** Start Material to process **

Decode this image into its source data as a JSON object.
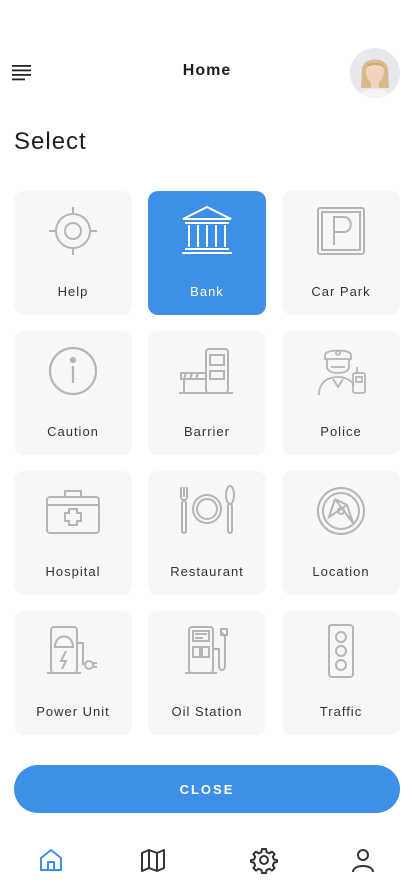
{
  "header": {
    "title": "Home",
    "menu_icon": "hamburger-menu-icon",
    "avatar_icon": "user-avatar"
  },
  "section_title": "Select",
  "tiles": [
    {
      "label": "Help",
      "icon": "crosshair-icon",
      "active": false
    },
    {
      "label": "Bank",
      "icon": "bank-icon",
      "active": true
    },
    {
      "label": "Car Park",
      "icon": "parking-icon",
      "active": false
    },
    {
      "label": "Caution",
      "icon": "info-icon",
      "active": false
    },
    {
      "label": "Barrier",
      "icon": "barrier-icon",
      "active": false
    },
    {
      "label": "Police",
      "icon": "police-icon",
      "active": false
    },
    {
      "label": "Hospital",
      "icon": "first-aid-kit-icon",
      "active": false
    },
    {
      "label": "Restaurant",
      "icon": "plate-cutlery-icon",
      "active": false
    },
    {
      "label": "Location",
      "icon": "compass-icon",
      "active": false
    },
    {
      "label": "Power Unit",
      "icon": "ev-charger-icon",
      "active": false
    },
    {
      "label": "Oil Station",
      "icon": "fuel-pump-icon",
      "active": false
    },
    {
      "label": "Traffic",
      "icon": "traffic-light-icon",
      "active": false
    }
  ],
  "close_button": {
    "label": "CLOSE"
  },
  "tabbar": {
    "items": [
      {
        "name": "home",
        "icon": "home-icon",
        "active": true
      },
      {
        "name": "map",
        "icon": "map-icon",
        "active": false
      },
      {
        "name": "settings",
        "icon": "gear-icon",
        "active": false
      },
      {
        "name": "profile",
        "icon": "user-icon",
        "active": false
      }
    ]
  },
  "colors": {
    "accent": "#3d8fe8",
    "tile_bg": "#f7f7f7",
    "icon_gray": "#b5b5b5",
    "text": "#333333"
  }
}
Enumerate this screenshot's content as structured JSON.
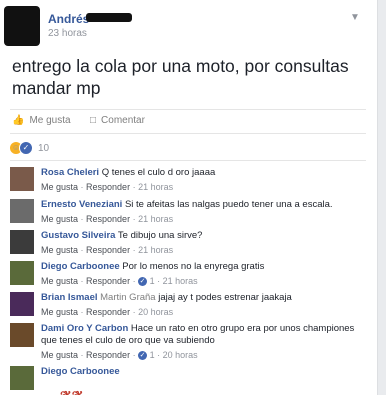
{
  "post": {
    "author": "Andrés",
    "timestamp": "23 horas",
    "text": "entrego la cola por una moto, por consultas mandar mp",
    "like_label": "Me gusta",
    "comment_label": "Comentar",
    "reaction_count": "10"
  },
  "comments": [
    {
      "name": "Rosa Cheleri",
      "text": "Q tenes el culo d oro jaaaa",
      "reply_count": "",
      "time": "21 horas",
      "avatar_color": "#7a5a4a"
    },
    {
      "name": "Ernesto Veneziani",
      "text": "Si te afeitas las nalgas puedo tener una a escala.",
      "reply_count": "",
      "time": "21 horas",
      "avatar_color": "#6b6b6b"
    },
    {
      "name": "Gustavo Silveira",
      "text": "Te dibujo una sirve?",
      "reply_count": "",
      "time": "21 horas",
      "avatar_color": "#3b3b3b"
    },
    {
      "name": "Diego Carboonee",
      "text": "Por lo menos no la enyrega gratis",
      "reply_count": "1",
      "time": "21 horas",
      "avatar_color": "#5a6a3a"
    },
    {
      "name": "Brian Ismael",
      "tag": "Martin Graña",
      "text": "jajaj ay t podes estrenar jaakaja",
      "reply_count": "",
      "time": "20 horas",
      "avatar_color": "#4a2a5a"
    },
    {
      "name": "Dami Oro Y Carbon",
      "text": "Hace un rato en otro grupo era por unos championes que tenes el culo de oro que va subiendo",
      "reply_count": "1",
      "time": "20 horas",
      "avatar_color": "#6a4a2a"
    },
    {
      "name": "Diego Carboonee",
      "text": "",
      "reply_count": "",
      "time": "",
      "avatar_color": "#5a6a3a"
    }
  ],
  "meta_labels": {
    "like": "Me gusta",
    "reply": "Responder",
    "sep": " · "
  }
}
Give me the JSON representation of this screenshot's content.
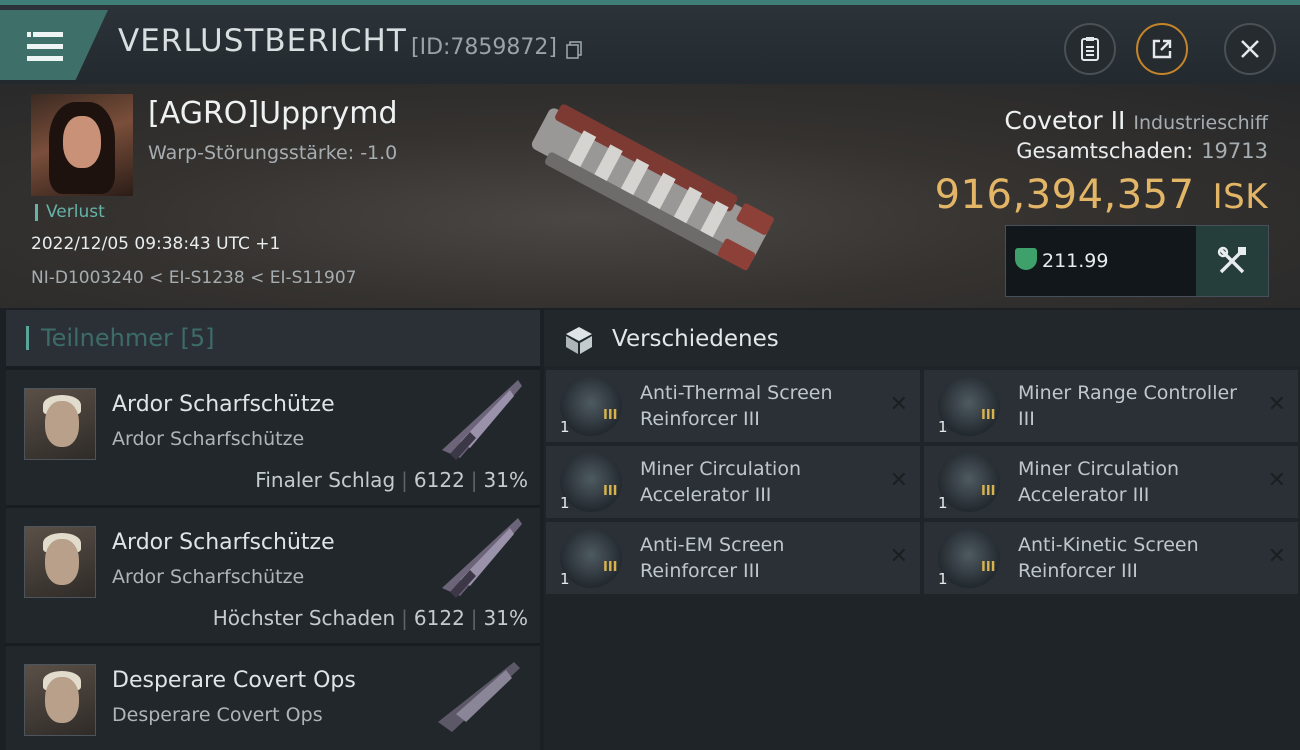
{
  "header": {
    "title": "VERLUSTBERICHT",
    "report_id": "[ID:7859872]"
  },
  "victim": {
    "pilot_name": "[AGRO]Upprymd",
    "warp_disruption": "Warp-Störungsstärke: -1.0",
    "status": "Verlust",
    "datetime": "2022/12/05 09:38:43 UTC +1",
    "route": "NI-D1003240 < EI-S1238 < EI-S11907",
    "ship_name": "Covetor II",
    "ship_class": "Industrieschiff",
    "total_damage_label": "Gesamtschaden:",
    "total_damage_value": "19713",
    "isk_value": "916,394,357",
    "isk_unit": "ISK",
    "secondary_value": "211.99"
  },
  "participants": {
    "header_label": "Teilnehmer [5]",
    "rows": [
      {
        "pilot": "Ardor Scharfschütze",
        "subtitle": "Ardor Scharfschütze",
        "role": "Finaler Schlag",
        "damage": "6122",
        "percent": "31%"
      },
      {
        "pilot": "Ardor Scharfschütze",
        "subtitle": "Ardor Scharfschütze",
        "role": "Höchster Schaden",
        "damage": "6122",
        "percent": "31%"
      },
      {
        "pilot": "Desperare Covert Ops",
        "subtitle": "Desperare Covert Ops",
        "role": "",
        "damage": "",
        "percent": ""
      }
    ]
  },
  "misc": {
    "header_label": "Verschiedenes",
    "items": [
      {
        "name": "Anti-Thermal Screen Reinforcer III",
        "qty": "1",
        "level": "III",
        "icon": "shield-rig-icon"
      },
      {
        "name": "Miner Range Controller III",
        "qty": "1",
        "level": "III",
        "icon": "mining-rig-icon"
      },
      {
        "name": "Miner Circulation Accelerator III",
        "qty": "1",
        "level": "III",
        "icon": "mining-rig-icon"
      },
      {
        "name": "Miner Circulation Accelerator III",
        "qty": "1",
        "level": "III",
        "icon": "mining-rig-icon"
      },
      {
        "name": "Anti-EM Screen Reinforcer III",
        "qty": "1",
        "level": "III",
        "icon": "shield-rig-icon"
      },
      {
        "name": "Anti-Kinetic Screen Reinforcer III",
        "qty": "1",
        "level": "III",
        "icon": "shield-rig-icon"
      }
    ],
    "dropped_mark": "✕"
  },
  "colors": {
    "accent_teal": "#3f7d77",
    "isk_gold": "#e3b667",
    "loss_green": "#66b3a8"
  }
}
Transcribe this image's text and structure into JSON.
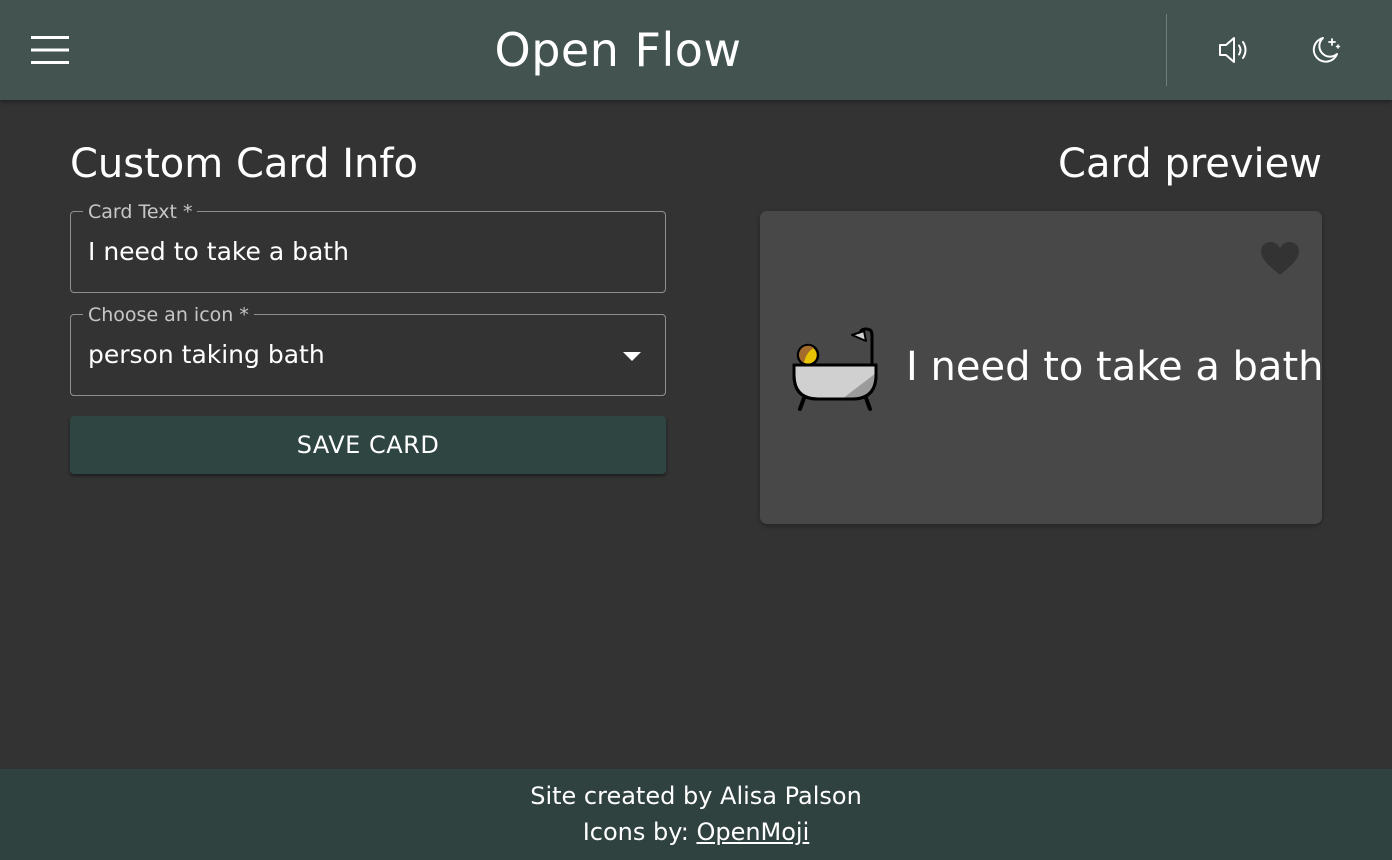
{
  "header": {
    "title": "Open Flow",
    "menu_icon": "hamburger-menu-icon",
    "sound_icon": "speaker-icon",
    "theme_icon": "moon-stars-icon",
    "background": "#425350"
  },
  "form": {
    "title": "Custom Card Info",
    "card_text": {
      "label": "Card Text *",
      "value": "I need to take a bath"
    },
    "icon_select": {
      "label": "Choose an icon *",
      "value": "person taking bath"
    },
    "save_label": "SAVE CARD",
    "save_color": "#2f4542"
  },
  "preview": {
    "title": "Card preview",
    "card_text": "I need to take a bath",
    "icon": "person-taking-bath-icon",
    "favorite_icon": "heart-icon"
  },
  "footer": {
    "credit": "Site created by Alisa Palson",
    "icons_prefix": "Icons by:",
    "icons_link": "OpenMoji",
    "background": "#2f4240"
  }
}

** End Material to process **

Transcribe the full listing character for character. Pictures are excluded.

Decode this image into its source data as a JSON object.
{
  "header": {
    "title": "Home",
    "menu_icon": "hamburger-menu-icon",
    "avatar_icon": "user-avatar"
  },
  "section_title": "Select",
  "tiles": [
    {
      "label": "Help",
      "icon": "crosshair-icon",
      "active": false
    },
    {
      "label": "Bank",
      "icon": "bank-icon",
      "active": true
    },
    {
      "label": "Car Park",
      "icon": "parking-icon",
      "active": false
    },
    {
      "label": "Caution",
      "icon": "info-icon",
      "active": false
    },
    {
      "label": "Barrier",
      "icon": "barrier-icon",
      "active": false
    },
    {
      "label": "Police",
      "icon": "police-icon",
      "active": false
    },
    {
      "label": "Hospital",
      "icon": "first-aid-kit-icon",
      "active": false
    },
    {
      "label": "Restaurant",
      "icon": "plate-cutlery-icon",
      "active": false
    },
    {
      "label": "Location",
      "icon": "compass-icon",
      "active": false
    },
    {
      "label": "Power Unit",
      "icon": "ev-charger-icon",
      "active": false
    },
    {
      "label": "Oil Station",
      "icon": "fuel-pump-icon",
      "active": false
    },
    {
      "label": "Traffic",
      "icon": "traffic-light-icon",
      "active": false
    }
  ],
  "close_button": {
    "label": "CLOSE"
  },
  "tabbar": {
    "items": [
      {
        "name": "home",
        "icon": "home-icon",
        "active": true
      },
      {
        "name": "map",
        "icon": "map-icon",
        "active": false
      },
      {
        "name": "settings",
        "icon": "gear-icon",
        "active": false
      },
      {
        "name": "profile",
        "icon": "user-icon",
        "active": false
      }
    ]
  },
  "colors": {
    "accent": "#3d8fe8",
    "tile_bg": "#f7f7f7",
    "icon_gray": "#b5b5b5",
    "text": "#333333"
  }
}
Enumerate this screenshot's content as structured JSON.
{
  "post": {
    "author": "Andrés",
    "timestamp": "23 horas",
    "text": "entrego la cola por una moto, por consultas mandar mp",
    "like_label": "Me gusta",
    "comment_label": "Comentar",
    "reaction_count": "10"
  },
  "comments": [
    {
      "name": "Rosa Cheleri",
      "text": "Q tenes el culo d oro jaaaa",
      "reply_count": "",
      "time": "21 horas",
      "avatar_color": "#7a5a4a"
    },
    {
      "name": "Ernesto Veneziani",
      "text": "Si te afeitas las nalgas puedo tener una a escala.",
      "reply_count": "",
      "time": "21 horas",
      "avatar_color": "#6b6b6b"
    },
    {
      "name": "Gustavo Silveira",
      "text": "Te dibujo una sirve?",
      "reply_count": "",
      "time": "21 horas",
      "avatar_color": "#3b3b3b"
    },
    {
      "name": "Diego Carboonee",
      "text": "Por lo menos no la enyrega gratis",
      "reply_count": "1",
      "time": "21 horas",
      "avatar_color": "#5a6a3a"
    },
    {
      "name": "Brian Ismael",
      "tag": "Martin Graña",
      "text": "jajaj ay t podes estrenar jaakaja",
      "reply_count": "",
      "time": "20 horas",
      "avatar_color": "#4a2a5a"
    },
    {
      "name": "Dami Oro Y Carbon",
      "text": "Hace un rato en otro grupo era por unos championes que tenes el culo de oro que va subiendo",
      "reply_count": "1",
      "time": "20 horas",
      "avatar_color": "#6a4a2a"
    },
    {
      "name": "Diego Carboonee",
      "text": "",
      "reply_count": "",
      "time": "",
      "avatar_color": "#5a6a3a"
    }
  ],
  "meta_labels": {
    "like": "Me gusta",
    "reply": "Responder",
    "sep": " · "
  }
}
Give me the JSON representation of this screenshot's content.
{
  "header": {
    "title": "VERLUSTBERICHT",
    "report_id": "[ID:7859872]"
  },
  "victim": {
    "pilot_name": "[AGRO]Upprymd",
    "warp_disruption": "Warp-Störungsstärke: -1.0",
    "status": "Verlust",
    "datetime": "2022/12/05 09:38:43 UTC +1",
    "route": "NI-D1003240 < EI-S1238 < EI-S11907",
    "ship_name": "Covetor II",
    "ship_class": "Industrieschiff",
    "total_damage_label": "Gesamtschaden:",
    "total_damage_value": "19713",
    "isk_value": "916,394,357",
    "isk_unit": "ISK",
    "secondary_value": "211.99"
  },
  "participants": {
    "header_label": "Teilnehmer [5]",
    "rows": [
      {
        "pilot": "Ardor Scharfschütze",
        "subtitle": "Ardor Scharfschütze",
        "role": "Finaler Schlag",
        "damage": "6122",
        "percent": "31%"
      },
      {
        "pilot": "Ardor Scharfschütze",
        "subtitle": "Ardor Scharfschütze",
        "role": "Höchster Schaden",
        "damage": "6122",
        "percent": "31%"
      },
      {
        "pilot": "Desperare Covert Ops",
        "subtitle": "Desperare Covert Ops",
        "role": "",
        "damage": "",
        "percent": ""
      }
    ]
  },
  "misc": {
    "header_label": "Verschiedenes",
    "items": [
      {
        "name": "Anti-Thermal Screen Reinforcer III",
        "qty": "1",
        "level": "III",
        "icon": "shield-rig-icon"
      },
      {
        "name": "Miner Range Controller III",
        "qty": "1",
        "level": "III",
        "icon": "mining-rig-icon"
      },
      {
        "name": "Miner Circulation Accelerator III",
        "qty": "1",
        "level": "III",
        "icon": "mining-rig-icon"
      },
      {
        "name": "Miner Circulation Accelerator III",
        "qty": "1",
        "level": "III",
        "icon": "mining-rig-icon"
      },
      {
        "name": "Anti-EM Screen Reinforcer III",
        "qty": "1",
        "level": "III",
        "icon": "shield-rig-icon"
      },
      {
        "name": "Anti-Kinetic Screen Reinforcer III",
        "qty": "1",
        "level": "III",
        "icon": "shield-rig-icon"
      }
    ],
    "dropped_mark": "✕"
  },
  "colors": {
    "accent_teal": "#3f7d77",
    "isk_gold": "#e3b667",
    "loss_green": "#66b3a8"
  }
}
Transcribe this image's text and structure into JSON.
{
  "header": {
    "title": "Open Flow",
    "menu_icon": "hamburger-menu-icon",
    "sound_icon": "speaker-icon",
    "theme_icon": "moon-stars-icon",
    "background": "#425350"
  },
  "form": {
    "title": "Custom Card Info",
    "card_text": {
      "label": "Card Text *",
      "value": "I need to take a bath"
    },
    "icon_select": {
      "label": "Choose an icon *",
      "value": "person taking bath"
    },
    "save_label": "SAVE CARD",
    "save_color": "#2f4542"
  },
  "preview": {
    "title": "Card preview",
    "card_text": "I need to take a bath",
    "icon": "person-taking-bath-icon",
    "favorite_icon": "heart-icon"
  },
  "footer": {
    "credit": "Site created by Alisa Palson",
    "icons_prefix": "Icons by:",
    "icons_link": "OpenMoji",
    "background": "#2f4240"
  }
}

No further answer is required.